**本文**
司会者「有吉弘行」が求められる理由.GIF
“毒舌”でブレークした有吉弘行。
地上波だけでも9本の番組で
司会を務める=朝日新聞





テレビ番組の司会者は、
ある意味で時代の顔と言える。

より多くの視聴者の心をつかみ、
ガス抜きの役割を担い、
程よい笑いを交えながら
進行する業は並大抵ではない。

とくにコンプライアンスの
厳しい時代になってからは、
司会を担える人間は
ごく限られている。


そのなか、活躍しているのが
“毒舌”でブレークした
有吉弘行(45)だ。


現在、地上波だけでも9本の
番組で司会を務め、
長く君臨し続けている。


なぜ彼はそこまで求められるのか。


過去の名司会者の系譜をたどりながら、
その違いと共通点に迫る。
(ライター・鈴木旭)


衝撃的なデビューを飾ったトニー谷

司会者でありながら、
お茶の間に爆笑を呼び起こした
第一人者と言えばトニー谷だ。


もともと劇場で演出助手を
していたが、進駐軍相手の
慰問芸能団編成にかかわって
芸能人とのコネをつくり、
その後は司会者に転身。


1949年に日米野球の司会の
代役として出演し、
英語と日本語の入り交じった
しゃべり(トニングリッシュ)で
衝撃的な芸人デビューを果たした。


「レイディースエンジェントルメン、
アンドおとっつぁんおっかさん」と
いったフレーズ、

「さいざんす」

「おこんばんは」

などマダムとの会話から
ヒントを得たしゃべり、

「家庭の事情」といった
流行語を生み出して人気が爆発。

ジャズコンサートの司会者として
引っ張りだこの状態に。

赤塚不二夫のギャグ漫画
『おそ松くん』で、
トニー谷をモチーフとした
「イヤミ」というキャラクターが
登場するなど、当時の影響力は
すさまじいものがあった。


そろばんをかき鳴らしながら
歌って踊る珍芸で有名だが、

さらに支持を集めたのは
共演者や視聴者をこき下ろす
「毒舌」だった。

**課題 a**
本文によると、トニー谷は1949年に何の司会の代役として出演したか。

**記録の抜粋**
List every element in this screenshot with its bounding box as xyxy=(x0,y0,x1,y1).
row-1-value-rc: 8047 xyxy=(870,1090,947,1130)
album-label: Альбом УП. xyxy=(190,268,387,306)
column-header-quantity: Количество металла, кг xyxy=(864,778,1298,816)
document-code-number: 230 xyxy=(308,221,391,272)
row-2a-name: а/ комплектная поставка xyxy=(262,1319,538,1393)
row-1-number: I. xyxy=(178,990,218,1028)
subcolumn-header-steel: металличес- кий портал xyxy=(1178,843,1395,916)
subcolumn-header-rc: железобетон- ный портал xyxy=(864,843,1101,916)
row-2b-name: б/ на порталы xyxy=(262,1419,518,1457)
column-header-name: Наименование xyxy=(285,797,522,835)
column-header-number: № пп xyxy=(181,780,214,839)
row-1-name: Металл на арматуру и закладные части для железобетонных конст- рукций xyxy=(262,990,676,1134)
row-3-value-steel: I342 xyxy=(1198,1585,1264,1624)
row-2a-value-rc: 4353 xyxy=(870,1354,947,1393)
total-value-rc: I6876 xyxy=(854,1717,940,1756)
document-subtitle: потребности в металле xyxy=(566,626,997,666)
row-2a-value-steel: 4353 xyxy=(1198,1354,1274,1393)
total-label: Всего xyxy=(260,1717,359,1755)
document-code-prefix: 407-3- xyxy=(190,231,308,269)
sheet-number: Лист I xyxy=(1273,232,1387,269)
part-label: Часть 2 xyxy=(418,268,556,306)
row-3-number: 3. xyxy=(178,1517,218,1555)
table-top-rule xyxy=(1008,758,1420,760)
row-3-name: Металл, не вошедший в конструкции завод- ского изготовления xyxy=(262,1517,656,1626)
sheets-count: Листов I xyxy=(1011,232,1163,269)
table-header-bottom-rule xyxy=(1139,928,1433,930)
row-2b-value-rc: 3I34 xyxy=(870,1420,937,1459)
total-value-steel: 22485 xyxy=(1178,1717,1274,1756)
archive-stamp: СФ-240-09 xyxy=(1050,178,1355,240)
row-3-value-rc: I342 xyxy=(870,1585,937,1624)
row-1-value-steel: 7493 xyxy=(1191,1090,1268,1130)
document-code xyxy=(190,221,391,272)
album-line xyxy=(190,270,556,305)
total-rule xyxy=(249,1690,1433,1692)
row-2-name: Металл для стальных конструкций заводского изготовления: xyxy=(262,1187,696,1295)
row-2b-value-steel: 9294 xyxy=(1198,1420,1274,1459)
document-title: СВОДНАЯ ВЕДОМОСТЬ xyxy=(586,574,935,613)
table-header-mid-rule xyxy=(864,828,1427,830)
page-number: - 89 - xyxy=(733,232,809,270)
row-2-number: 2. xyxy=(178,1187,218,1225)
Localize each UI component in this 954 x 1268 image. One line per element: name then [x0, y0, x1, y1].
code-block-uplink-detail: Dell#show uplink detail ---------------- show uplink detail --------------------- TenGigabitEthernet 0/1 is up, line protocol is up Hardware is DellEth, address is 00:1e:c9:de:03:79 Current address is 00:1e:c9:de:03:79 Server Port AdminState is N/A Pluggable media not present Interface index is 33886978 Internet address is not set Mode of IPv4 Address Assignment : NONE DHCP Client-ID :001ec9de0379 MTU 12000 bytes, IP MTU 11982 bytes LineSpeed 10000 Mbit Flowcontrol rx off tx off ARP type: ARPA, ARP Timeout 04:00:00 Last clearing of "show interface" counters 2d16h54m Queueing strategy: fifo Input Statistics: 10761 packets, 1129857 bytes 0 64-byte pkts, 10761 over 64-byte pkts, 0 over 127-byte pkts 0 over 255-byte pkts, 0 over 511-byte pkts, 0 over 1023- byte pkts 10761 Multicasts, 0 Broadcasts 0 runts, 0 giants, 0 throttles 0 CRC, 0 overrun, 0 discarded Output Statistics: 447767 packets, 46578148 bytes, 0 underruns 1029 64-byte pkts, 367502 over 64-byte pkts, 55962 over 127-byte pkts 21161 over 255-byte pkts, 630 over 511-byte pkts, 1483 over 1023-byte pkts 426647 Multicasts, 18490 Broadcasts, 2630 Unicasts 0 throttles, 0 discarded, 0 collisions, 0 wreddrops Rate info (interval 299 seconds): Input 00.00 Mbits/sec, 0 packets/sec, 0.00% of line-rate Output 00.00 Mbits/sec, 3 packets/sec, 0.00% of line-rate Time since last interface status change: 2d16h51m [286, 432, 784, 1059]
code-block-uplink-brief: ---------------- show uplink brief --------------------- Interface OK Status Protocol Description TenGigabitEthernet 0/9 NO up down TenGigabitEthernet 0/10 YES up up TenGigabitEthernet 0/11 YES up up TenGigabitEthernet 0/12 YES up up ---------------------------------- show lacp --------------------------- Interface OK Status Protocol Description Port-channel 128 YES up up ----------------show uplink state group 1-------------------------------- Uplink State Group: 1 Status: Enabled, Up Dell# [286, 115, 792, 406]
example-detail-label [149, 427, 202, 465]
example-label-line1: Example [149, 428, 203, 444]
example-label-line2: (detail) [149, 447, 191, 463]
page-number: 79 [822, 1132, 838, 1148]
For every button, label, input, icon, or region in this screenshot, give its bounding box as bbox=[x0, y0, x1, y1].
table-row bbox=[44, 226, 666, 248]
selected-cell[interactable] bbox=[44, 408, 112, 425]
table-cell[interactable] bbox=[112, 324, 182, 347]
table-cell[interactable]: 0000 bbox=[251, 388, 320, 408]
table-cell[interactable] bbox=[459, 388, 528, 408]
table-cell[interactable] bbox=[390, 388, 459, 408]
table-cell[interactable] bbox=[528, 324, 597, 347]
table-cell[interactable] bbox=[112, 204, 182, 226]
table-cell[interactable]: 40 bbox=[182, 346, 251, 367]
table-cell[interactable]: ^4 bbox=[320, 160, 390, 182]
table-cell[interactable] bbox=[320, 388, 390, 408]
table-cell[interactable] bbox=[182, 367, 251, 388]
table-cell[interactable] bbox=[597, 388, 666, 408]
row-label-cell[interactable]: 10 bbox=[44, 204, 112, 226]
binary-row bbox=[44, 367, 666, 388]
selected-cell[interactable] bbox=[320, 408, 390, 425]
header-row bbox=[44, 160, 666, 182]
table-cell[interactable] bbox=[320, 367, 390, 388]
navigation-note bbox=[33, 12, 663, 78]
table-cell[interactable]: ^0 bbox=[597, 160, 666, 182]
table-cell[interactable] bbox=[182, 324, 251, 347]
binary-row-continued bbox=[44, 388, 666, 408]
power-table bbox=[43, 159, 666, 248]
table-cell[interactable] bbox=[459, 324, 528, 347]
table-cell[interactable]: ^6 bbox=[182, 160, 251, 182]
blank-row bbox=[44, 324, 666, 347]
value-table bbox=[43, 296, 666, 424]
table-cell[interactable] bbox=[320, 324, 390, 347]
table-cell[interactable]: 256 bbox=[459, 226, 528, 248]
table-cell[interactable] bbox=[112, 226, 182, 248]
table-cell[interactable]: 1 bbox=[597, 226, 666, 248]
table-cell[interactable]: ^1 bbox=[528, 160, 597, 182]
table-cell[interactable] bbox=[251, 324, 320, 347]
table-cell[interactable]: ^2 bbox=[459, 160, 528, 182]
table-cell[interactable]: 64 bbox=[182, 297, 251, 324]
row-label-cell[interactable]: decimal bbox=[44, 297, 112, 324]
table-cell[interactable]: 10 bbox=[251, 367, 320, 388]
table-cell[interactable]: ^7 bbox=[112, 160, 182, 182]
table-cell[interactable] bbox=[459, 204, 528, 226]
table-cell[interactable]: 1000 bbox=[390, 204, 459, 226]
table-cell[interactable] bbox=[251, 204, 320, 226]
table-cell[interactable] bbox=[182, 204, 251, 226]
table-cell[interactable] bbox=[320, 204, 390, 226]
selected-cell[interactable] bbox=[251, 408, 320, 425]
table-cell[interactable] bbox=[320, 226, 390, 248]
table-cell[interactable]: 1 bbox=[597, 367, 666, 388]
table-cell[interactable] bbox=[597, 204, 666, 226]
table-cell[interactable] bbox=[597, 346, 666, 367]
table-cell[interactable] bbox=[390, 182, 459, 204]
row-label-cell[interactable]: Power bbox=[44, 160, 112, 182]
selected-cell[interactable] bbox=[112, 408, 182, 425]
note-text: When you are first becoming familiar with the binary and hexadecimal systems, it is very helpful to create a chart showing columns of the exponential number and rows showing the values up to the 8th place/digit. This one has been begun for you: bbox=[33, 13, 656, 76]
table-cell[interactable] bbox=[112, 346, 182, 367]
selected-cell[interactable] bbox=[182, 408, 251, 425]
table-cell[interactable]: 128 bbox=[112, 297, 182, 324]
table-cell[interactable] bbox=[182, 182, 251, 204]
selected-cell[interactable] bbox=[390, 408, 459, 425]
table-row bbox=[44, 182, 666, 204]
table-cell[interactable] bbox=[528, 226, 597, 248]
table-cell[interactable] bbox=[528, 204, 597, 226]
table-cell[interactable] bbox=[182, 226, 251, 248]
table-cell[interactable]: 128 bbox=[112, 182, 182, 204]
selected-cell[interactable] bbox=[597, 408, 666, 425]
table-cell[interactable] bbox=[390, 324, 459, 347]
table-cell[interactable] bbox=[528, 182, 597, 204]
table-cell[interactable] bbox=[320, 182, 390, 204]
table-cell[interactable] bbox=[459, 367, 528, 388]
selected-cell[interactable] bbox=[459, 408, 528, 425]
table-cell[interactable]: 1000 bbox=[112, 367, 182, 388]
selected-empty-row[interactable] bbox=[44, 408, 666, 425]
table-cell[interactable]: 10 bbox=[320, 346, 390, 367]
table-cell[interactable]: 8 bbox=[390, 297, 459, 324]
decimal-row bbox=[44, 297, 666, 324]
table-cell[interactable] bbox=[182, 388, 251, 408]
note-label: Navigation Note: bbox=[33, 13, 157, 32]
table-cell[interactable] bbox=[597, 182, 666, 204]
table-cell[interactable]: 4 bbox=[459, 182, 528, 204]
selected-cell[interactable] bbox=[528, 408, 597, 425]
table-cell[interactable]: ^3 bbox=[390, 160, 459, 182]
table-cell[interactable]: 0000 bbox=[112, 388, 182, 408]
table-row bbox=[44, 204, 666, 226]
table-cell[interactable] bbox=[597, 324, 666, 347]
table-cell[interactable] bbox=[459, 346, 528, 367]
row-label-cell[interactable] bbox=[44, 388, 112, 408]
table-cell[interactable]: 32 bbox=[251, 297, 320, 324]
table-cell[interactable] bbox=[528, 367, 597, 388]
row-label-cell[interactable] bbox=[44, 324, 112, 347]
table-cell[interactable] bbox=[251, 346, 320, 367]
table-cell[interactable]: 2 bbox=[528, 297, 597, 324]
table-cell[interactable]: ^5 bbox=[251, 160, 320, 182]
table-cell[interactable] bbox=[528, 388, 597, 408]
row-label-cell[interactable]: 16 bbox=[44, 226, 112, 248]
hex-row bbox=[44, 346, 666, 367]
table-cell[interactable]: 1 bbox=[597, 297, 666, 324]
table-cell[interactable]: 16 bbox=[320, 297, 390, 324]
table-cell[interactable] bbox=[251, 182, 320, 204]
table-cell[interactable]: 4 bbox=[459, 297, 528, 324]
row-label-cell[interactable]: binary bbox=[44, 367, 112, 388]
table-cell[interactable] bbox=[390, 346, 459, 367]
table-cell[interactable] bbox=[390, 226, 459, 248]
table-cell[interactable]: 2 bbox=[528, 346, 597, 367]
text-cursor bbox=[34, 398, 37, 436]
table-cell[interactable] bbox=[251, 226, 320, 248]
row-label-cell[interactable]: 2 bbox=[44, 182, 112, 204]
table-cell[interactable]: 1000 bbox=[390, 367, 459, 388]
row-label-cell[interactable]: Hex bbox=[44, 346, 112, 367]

**課題 b**
記録の最初の行から「document-code-number: 230 xyxy=(308,221,391,272)」を含む行までを、「Количество металла」を「Масса металла」に置き換えて書き直すこと。ほかは一切変えない。

**正解 a**
日米野球

**正解 b**
List every element in this screenshot with its bounding box as xyxy=(x0,y0,x1,y1).
row-1-value-rc: 8047 xyxy=(870,1090,947,1130)
album-label: Альбом УП. xyxy=(190,268,387,306)
column-header-quantity: Масса металла, кг xyxy=(864,778,1298,816)
document-code-number: 230 xyxy=(308,221,391,272)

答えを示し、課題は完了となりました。